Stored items
---+---

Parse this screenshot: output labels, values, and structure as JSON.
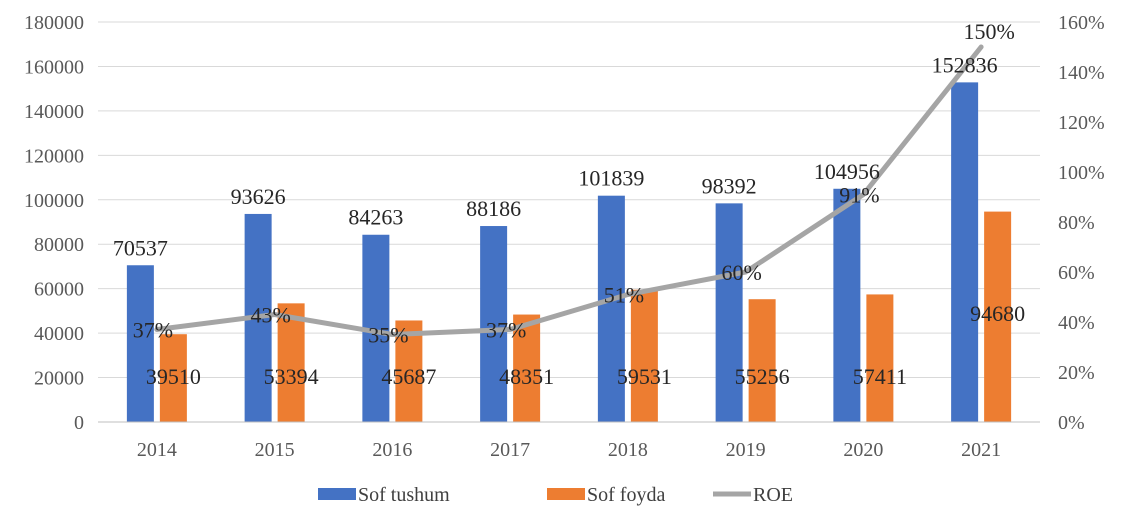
{
  "chart_data": {
    "type": "bar",
    "categories": [
      "2014",
      "2015",
      "2016",
      "2017",
      "2018",
      "2019",
      "2020",
      "2021"
    ],
    "series": [
      {
        "name": "Sof tushum",
        "kind": "bar",
        "axis": "left",
        "color": "#4472C4",
        "values": [
          70537,
          93626,
          84263,
          88186,
          101839,
          98392,
          104956,
          152836
        ],
        "labels": [
          "70537",
          "93626",
          "84263",
          "88186",
          "101839",
          "98392",
          "104956",
          "152836"
        ]
      },
      {
        "name": "Sof foyda",
        "kind": "bar",
        "axis": "left",
        "color": "#ED7D31",
        "values": [
          39510,
          53394,
          45687,
          48351,
          59531,
          55256,
          57411,
          94680
        ],
        "labels": [
          "39510",
          "53394",
          "45687",
          "48351",
          "59531",
          "55256",
          "57411",
          "94680"
        ]
      },
      {
        "name": "ROE",
        "kind": "line",
        "axis": "right",
        "color": "#A5A5A5",
        "values": [
          0.37,
          0.43,
          0.35,
          0.37,
          0.51,
          0.6,
          0.91,
          1.5
        ],
        "labels": [
          "37%",
          "43%",
          "35%",
          "37%",
          "51%",
          "60%",
          "91%",
          "150%"
        ]
      }
    ],
    "y_left": {
      "min": 0,
      "max": 180000,
      "ticks": [
        0,
        20000,
        40000,
        60000,
        80000,
        100000,
        120000,
        140000,
        160000,
        180000
      ],
      "tick_labels": [
        "0",
        "20000",
        "40000",
        "60000",
        "80000",
        "100000",
        "120000",
        "140000",
        "160000",
        "180000"
      ]
    },
    "y_right": {
      "min": 0,
      "max": 1.6,
      "ticks": [
        0,
        0.2,
        0.4,
        0.6,
        0.8,
        1.0,
        1.2,
        1.4,
        1.6
      ],
      "tick_labels": [
        "0%",
        "20%",
        "40%",
        "60%",
        "80%",
        "100%",
        "120%",
        "140%",
        "160%"
      ]
    },
    "grid": true,
    "legend_position": "bottom"
  }
}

---+---

What to do: Determine how many lines of the listing above hold the word "color". Report that number without anything else.

Finished answer: 3